> [Problem requirements] Copy out all lines that hold "KNOW".

= = =

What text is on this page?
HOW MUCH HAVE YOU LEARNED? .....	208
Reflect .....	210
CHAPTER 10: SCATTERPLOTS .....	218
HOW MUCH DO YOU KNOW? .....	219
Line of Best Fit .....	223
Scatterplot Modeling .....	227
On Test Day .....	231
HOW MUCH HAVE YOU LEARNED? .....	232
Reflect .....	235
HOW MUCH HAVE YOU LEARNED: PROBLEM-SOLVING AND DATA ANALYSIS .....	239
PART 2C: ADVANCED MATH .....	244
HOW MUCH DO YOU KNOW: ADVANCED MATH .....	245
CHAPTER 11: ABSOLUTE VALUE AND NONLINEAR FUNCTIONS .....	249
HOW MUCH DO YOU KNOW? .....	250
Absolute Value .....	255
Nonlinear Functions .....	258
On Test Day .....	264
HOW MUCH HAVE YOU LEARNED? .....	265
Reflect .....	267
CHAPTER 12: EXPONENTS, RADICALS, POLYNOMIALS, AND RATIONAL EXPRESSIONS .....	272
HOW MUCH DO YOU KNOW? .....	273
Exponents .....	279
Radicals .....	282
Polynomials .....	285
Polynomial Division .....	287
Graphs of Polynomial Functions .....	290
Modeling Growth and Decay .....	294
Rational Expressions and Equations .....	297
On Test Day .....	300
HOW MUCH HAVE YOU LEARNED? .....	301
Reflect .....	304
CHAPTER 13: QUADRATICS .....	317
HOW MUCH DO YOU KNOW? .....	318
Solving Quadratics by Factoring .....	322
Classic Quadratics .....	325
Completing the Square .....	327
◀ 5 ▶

= = =

> [Worked solution]
HOW MUCH DO YOU KNOW? .....	219
HOW MUCH DO YOU KNOW: ADVANCED MATH .....	245
HOW MUCH DO YOU KNOW? .....	250
HOW MUCH DO YOU KNOW? .....	273
HOW MUCH DO YOU KNOW? .....	318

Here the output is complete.